Exercise:
Write out all records as given; omit images.

Provided data:
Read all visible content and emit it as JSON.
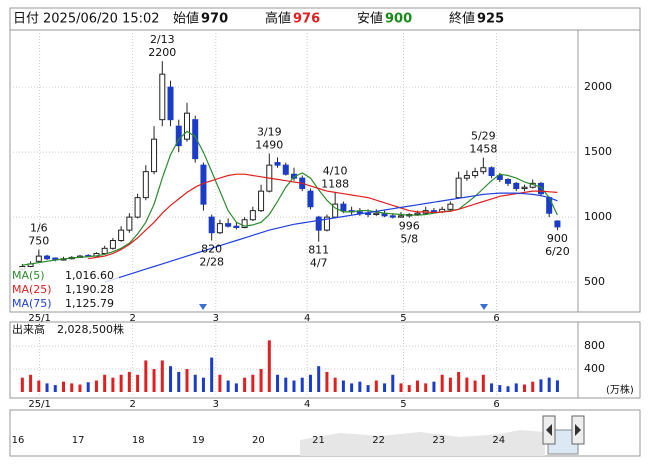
{
  "chart_data": {
    "type": "candlestick",
    "info": {
      "date_label": "日付",
      "date": "2025/06/20 15:02",
      "open_label": "始値",
      "open": 970,
      "high_label": "高値",
      "high": 976,
      "low_label": "安値",
      "low": 900,
      "close_label": "終値",
      "close": 925
    },
    "xlim": [
      -1.5,
      67.5
    ],
    "xticks": [
      {
        "value": 2.1,
        "label": "25/1"
      },
      {
        "value": 13.4,
        "label": "2"
      },
      {
        "value": 23.5,
        "label": "3"
      },
      {
        "value": 34.6,
        "label": "4"
      },
      {
        "value": 46.3,
        "label": "5"
      },
      {
        "value": 57.6,
        "label": "6"
      }
    ],
    "ylim": [
      270,
      2440
    ],
    "yticks": [
      500,
      1000,
      1500,
      2000
    ],
    "up_color": "#ffffff",
    "down_color": "#1a3cc8",
    "open": [
      600,
      620,
      660,
      700,
      685,
      670,
      680,
      690,
      705,
      700,
      720,
      760,
      820,
      900,
      1000,
      1150,
      1350,
      1750,
      2000,
      1700,
      1600,
      1750,
      1400,
      1000,
      880,
      950,
      930,
      920,
      980,
      1050,
      1200,
      1420,
      1400,
      1330,
      1300,
      1200,
      1000,
      900,
      1000,
      1100,
      1050,
      1040,
      1030,
      1020,
      1030,
      1010,
      1000,
      1010,
      1020,
      1030,
      1050,
      1040,
      1060,
      1150,
      1300,
      1320,
      1350,
      1380,
      1320,
      1290,
      1260,
      1220,
      1230,
      1260,
      1150,
      970
    ],
    "high": [
      640,
      660,
      750,
      710,
      690,
      695,
      700,
      710,
      715,
      730,
      780,
      840,
      930,
      1030,
      1180,
      1400,
      1700,
      2200,
      2050,
      1750,
      1880,
      1780,
      1420,
      1020,
      980,
      990,
      960,
      1000,
      1080,
      1250,
      1490,
      1460,
      1420,
      1380,
      1320,
      1220,
      1010,
      1020,
      1188,
      1120,
      1080,
      1070,
      1060,
      1060,
      1050,
      1030,
      1040,
      1030,
      1050,
      1080,
      1070,
      1080,
      1120,
      1350,
      1360,
      1380,
      1458,
      1390,
      1340,
      1300,
      1270,
      1250,
      1290,
      1270,
      1160,
      976
    ],
    "low": [
      590,
      610,
      650,
      670,
      660,
      665,
      675,
      685,
      690,
      695,
      715,
      750,
      810,
      880,
      990,
      1130,
      1330,
      1700,
      1700,
      1500,
      1580,
      1420,
      1050,
      820,
      870,
      920,
      905,
      915,
      970,
      1040,
      1190,
      1380,
      1320,
      1280,
      1200,
      1060,
      811,
      890,
      990,
      1030,
      1020,
      1010,
      1000,
      1010,
      1000,
      990,
      995,
      996,
      1010,
      1020,
      1030,
      1030,
      1050,
      1140,
      1280,
      1300,
      1330,
      1300,
      1270,
      1240,
      1200,
      1200,
      1220,
      1160,
      1000,
      900
    ],
    "close": [
      620,
      640,
      700,
      680,
      670,
      680,
      690,
      700,
      700,
      720,
      760,
      820,
      900,
      1000,
      1150,
      1350,
      1600,
      2100,
      1750,
      1550,
      1800,
      1450,
      1100,
      880,
      950,
      930,
      920,
      980,
      1050,
      1200,
      1400,
      1400,
      1330,
      1300,
      1220,
      1080,
      900,
      1000,
      1100,
      1050,
      1040,
      1030,
      1020,
      1030,
      1010,
      1000,
      1010,
      1020,
      1030,
      1050,
      1040,
      1060,
      1100,
      1300,
      1320,
      1350,
      1380,
      1320,
      1290,
      1260,
      1220,
      1230,
      1260,
      1180,
      1030,
      925
    ],
    "annotations": [
      {
        "date": "1/6",
        "value": 750
      },
      {
        "date": "2/13",
        "value": 2200
      },
      {
        "date": "2/28",
        "value": 820
      },
      {
        "date": "3/19",
        "value": 1490
      },
      {
        "date": "4/7",
        "value": 811
      },
      {
        "date": "4/10",
        "value": 1188
      },
      {
        "date": "5/8",
        "value": 996
      },
      {
        "date": "5/29",
        "value": 1458
      },
      {
        "date": "6/20",
        "value": 900
      }
    ],
    "series": [
      {
        "name": "MA(5)",
        "color": "#2e8b2e",
        "legend_value": {
          "value": 1016.6,
          "label": "1,016.60"
        },
        "values": [
          630,
          640,
          650,
          660,
          670,
          678,
          686,
          690,
          696,
          702,
          714,
          734,
          760,
          800,
          870,
          960,
          1100,
          1300,
          1480,
          1600,
          1660,
          1620,
          1500,
          1350,
          1200,
          1050,
          960,
          930,
          940,
          960,
          1020,
          1120,
          1230,
          1310,
          1340,
          1300,
          1210,
          1130,
          1070,
          1040,
          1040,
          1050,
          1050,
          1040,
          1030,
          1025,
          1020,
          1015,
          1015,
          1020,
          1030,
          1040,
          1050,
          1060,
          1110,
          1160,
          1220,
          1280,
          1330,
          1320,
          1300,
          1270,
          1250,
          1230,
          1150,
          1016.6
        ]
      },
      {
        "name": "MA(25)",
        "color": "#e02020",
        "legend_value": {
          "value": 1190.28,
          "label": "1,190.28"
        },
        "values": [
          null,
          null,
          null,
          null,
          null,
          null,
          null,
          null,
          680,
          690,
          700,
          720,
          750,
          790,
          840,
          900,
          960,
          1030,
          1090,
          1140,
          1190,
          1230,
          1260,
          1280,
          1300,
          1320,
          1330,
          1330,
          1320,
          1310,
          1300,
          1290,
          1280,
          1270,
          1260,
          1240,
          1220,
          1200,
          1190,
          1180,
          1170,
          1160,
          1150,
          1130,
          1110,
          1090,
          1070,
          1050,
          1040,
          1040,
          1035,
          1040,
          1045,
          1060,
          1080,
          1100,
          1120,
          1140,
          1160,
          1170,
          1180,
          1190,
          1200,
          1200,
          1195,
          1190.28
        ]
      },
      {
        "name": "MA(75)",
        "color": "#2040e0",
        "legend_value": {
          "value": 1125.79,
          "label": "1,125.79"
        },
        "values": [
          null,
          null,
          null,
          null,
          null,
          null,
          null,
          null,
          null,
          null,
          500,
          520,
          540,
          560,
          580,
          600,
          620,
          640,
          660,
          680,
          700,
          720,
          740,
          760,
          780,
          800,
          820,
          840,
          860,
          880,
          900,
          915,
          930,
          945,
          955,
          965,
          975,
          985,
          995,
          1005,
          1015,
          1025,
          1035,
          1045,
          1055,
          1065,
          1075,
          1085,
          1095,
          1105,
          1115,
          1125,
          1135,
          1145,
          1155,
          1165,
          1175,
          1180,
          1185,
          1185,
          1185,
          1180,
          1175,
          1165,
          1150,
          1125.79
        ]
      }
    ],
    "volume": {
      "title": "出来高",
      "latest": "2,028,500株",
      "unit": "(万株)",
      "ylim": [
        0,
        1150
      ],
      "yticks": [
        400,
        800
      ],
      "values": [
        250,
        300,
        200,
        150,
        120,
        180,
        150,
        130,
        170,
        200,
        300,
        250,
        300,
        350,
        300,
        550,
        400,
        550,
        450,
        350,
        400,
        300,
        250,
        600,
        300,
        200,
        150,
        250,
        300,
        400,
        900,
        300,
        250,
        200,
        250,
        300,
        450,
        350,
        250,
        200,
        150,
        180,
        120,
        200,
        150,
        300,
        150,
        120,
        200,
        150,
        180,
        300,
        250,
        350,
        250,
        200,
        300,
        150,
        120,
        100,
        150,
        130,
        180,
        220,
        250,
        202.85
      ]
    },
    "navigator": {
      "labels": [
        "16",
        "17",
        "18",
        "19",
        "20",
        "21",
        "22",
        "23",
        "24"
      ]
    }
  }
}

Output of the exercise:
Read all visible content and emit it as JSON.
{
  "chart_data": {
    "type": "candlestick",
    "info": {
      "date_label": "日付",
      "date": "2025/06/20 15:02",
      "open_label": "始値",
      "open": 970,
      "high_label": "高値",
      "high": 976,
      "low_label": "安値",
      "low": 900,
      "close_label": "終値",
      "close": 925
    },
    "xlim": [
      -1.5,
      67.5
    ],
    "xticks": [
      {
        "value": 2.1,
        "label": "25/1"
      },
      {
        "value": 13.4,
        "label": "2"
      },
      {
        "value": 23.5,
        "label": "3"
      },
      {
        "value": 34.6,
        "label": "4"
      },
      {
        "value": 46.3,
        "label": "5"
      },
      {
        "value": 57.6,
        "label": "6"
      }
    ],
    "ylim": [
      270,
      2440
    ],
    "yticks": [
      500,
      1000,
      1500,
      2000
    ],
    "up_color": "#ffffff",
    "down_color": "#1a3cc8",
    "open": [
      600,
      620,
      660,
      700,
      685,
      670,
      680,
      690,
      705,
      700,
      720,
      760,
      820,
      900,
      1000,
      1150,
      1350,
      1750,
      2000,
      1700,
      1600,
      1750,
      1400,
      1000,
      880,
      950,
      930,
      920,
      980,
      1050,
      1200,
      1420,
      1400,
      1330,
      1300,
      1200,
      1000,
      900,
      1000,
      1100,
      1050,
      1040,
      1030,
      1020,
      1030,
      1010,
      1000,
      1010,
      1020,
      1030,
      1050,
      1040,
      1060,
      1150,
      1300,
      1320,
      1350,
      1380,
      1320,
      1290,
      1260,
      1220,
      1230,
      1260,
      1150,
      970
    ],
    "high": [
      640,
      660,
      750,
      710,
      690,
      695,
      700,
      710,
      715,
      730,
      780,
      840,
      930,
      1030,
      1180,
      1400,
      1700,
      2200,
      2050,
      1750,
      1880,
      1780,
      1420,
      1020,
      980,
      990,
      960,
      1000,
      1080,
      1250,
      1490,
      1460,
      1420,
      1380,
      1320,
      1220,
      1010,
      1020,
      1188,
      1120,
      1080,
      1070,
      1060,
      1060,
      1050,
      1030,
      1040,
      1030,
      1050,
      1080,
      1070,
      1080,
      1120,
      1350,
      1360,
      1380,
      1458,
      1390,
      1340,
      1300,
      1270,
      1250,
      1290,
      1270,
      1160,
      976
    ],
    "low": [
      590,
      610,
      650,
      670,
      660,
      665,
      675,
      685,
      690,
      695,
      715,
      750,
      810,
      880,
      990,
      1130,
      1330,
      1700,
      1700,
      1500,
      1580,
      1420,
      1050,
      820,
      870,
      920,
      905,
      915,
      970,
      1040,
      1190,
      1380,
      1320,
      1280,
      1200,
      1060,
      811,
      890,
      990,
      1030,
      1020,
      1010,
      1000,
      1010,
      1000,
      990,
      995,
      996,
      1010,
      1020,
      1030,
      1030,
      1050,
      1140,
      1280,
      1300,
      1330,
      1300,
      1270,
      1240,
      1200,
      1200,
      1220,
      1160,
      1000,
      900
    ],
    "close": [
      620,
      640,
      700,
      680,
      670,
      680,
      690,
      700,
      700,
      720,
      760,
      820,
      900,
      1000,
      1150,
      1350,
      1600,
      2100,
      1750,
      1550,
      1800,
      1450,
      1100,
      880,
      950,
      930,
      920,
      980,
      1050,
      1200,
      1400,
      1400,
      1330,
      1300,
      1220,
      1080,
      900,
      1000,
      1100,
      1050,
      1040,
      1030,
      1020,
      1030,
      1010,
      1000,
      1010,
      1020,
      1030,
      1050,
      1040,
      1060,
      1100,
      1300,
      1320,
      1350,
      1380,
      1320,
      1290,
      1260,
      1220,
      1230,
      1260,
      1180,
      1030,
      925
    ],
    "annotations": [
      {
        "date": "1/6",
        "value": 750
      },
      {
        "date": "2/13",
        "value": 2200
      },
      {
        "date": "2/28",
        "value": 820
      },
      {
        "date": "3/19",
        "value": 1490
      },
      {
        "date": "4/7",
        "value": 811
      },
      {
        "date": "4/10",
        "value": 1188
      },
      {
        "date": "5/8",
        "value": 996
      },
      {
        "date": "5/29",
        "value": 1458
      },
      {
        "date": "6/20",
        "value": 900
      }
    ],
    "series": [
      {
        "name": "MA(5)",
        "color": "#2e8b2e",
        "legend_value": {
          "value": 1016.6,
          "label": "1,016.60"
        },
        "values": [
          630,
          640,
          650,
          660,
          670,
          678,
          686,
          690,
          696,
          702,
          714,
          734,
          760,
          800,
          870,
          960,
          1100,
          1300,
          1480,
          1600,
          1660,
          1620,
          1500,
          1350,
          1200,
          1050,
          960,
          930,
          940,
          960,
          1020,
          1120,
          1230,
          1310,
          1340,
          1300,
          1210,
          1130,
          1070,
          1040,
          1040,
          1050,
          1050,
          1040,
          1030,
          1025,
          1020,
          1015,
          1015,
          1020,
          1030,
          1040,
          1050,
          1060,
          1110,
          1160,
          1220,
          1280,
          1330,
          1320,
          1300,
          1270,
          1250,
          1230,
          1150,
          1016.6
        ]
      },
      {
        "name": "MA(25)",
        "color": "#e02020",
        "legend_value": {
          "value": 1190.28,
          "label": "1,190.28"
        },
        "values": [
          null,
          null,
          null,
          null,
          null,
          null,
          null,
          null,
          680,
          690,
          700,
          720,
          750,
          790,
          840,
          900,
          960,
          1030,
          1090,
          1140,
          1190,
          1230,
          1260,
          1280,
          1300,
          1320,
          1330,
          1330,
          1320,
          1310,
          1300,
          1290,
          1280,
          1270,
          1260,
          1240,
          1220,
          1200,
          1190,
          1180,
          1170,
          1160,
          1150,
          1130,
          1110,
          1090,
          1070,
          1050,
          1040,
          1040,
          1035,
          1040,
          1045,
          1060,
          1080,
          1100,
          1120,
          1140,
          1160,
          1170,
          1180,
          1190,
          1200,
          1200,
          1195,
          1190.28
        ]
      },
      {
        "name": "MA(75)",
        "color": "#2040e0",
        "legend_value": {
          "value": 1125.79,
          "label": "1,125.79"
        },
        "values": [
          null,
          null,
          null,
          null,
          null,
          null,
          null,
          null,
          null,
          null,
          500,
          520,
          540,
          560,
          580,
          600,
          620,
          640,
          660,
          680,
          700,
          720,
          740,
          760,
          780,
          800,
          820,
          840,
          860,
          880,
          900,
          915,
          930,
          945,
          955,
          965,
          975,
          985,
          995,
          1005,
          1015,
          1025,
          1035,
          1045,
          1055,
          1065,
          1075,
          1085,
          1095,
          1105,
          1115,
          1125,
          1135,
          1145,
          1155,
          1165,
          1175,
          1180,
          1185,
          1185,
          1185,
          1180,
          1175,
          1165,
          1150,
          1125.79
        ]
      }
    ],
    "volume": {
      "title": "出来高",
      "latest": "2,028,500株",
      "unit": "(万株)",
      "ylim": [
        0,
        1150
      ],
      "yticks": [
        400,
        800
      ],
      "values": [
        250,
        300,
        200,
        150,
        120,
        180,
        150,
        130,
        170,
        200,
        300,
        250,
        300,
        350,
        300,
        550,
        400,
        550,
        450,
        350,
        400,
        300,
        250,
        600,
        300,
        200,
        150,
        250,
        300,
        400,
        900,
        300,
        250,
        200,
        250,
        300,
        450,
        350,
        250,
        200,
        150,
        180,
        120,
        200,
        150,
        300,
        150,
        120,
        200,
        150,
        180,
        300,
        250,
        350,
        250,
        200,
        300,
        150,
        120,
        100,
        150,
        130,
        180,
        220,
        250,
        202.85
      ]
    },
    "navigator": {
      "labels": [
        "16",
        "17",
        "18",
        "19",
        "20",
        "21",
        "22",
        "23",
        "24"
      ]
    }
  }
}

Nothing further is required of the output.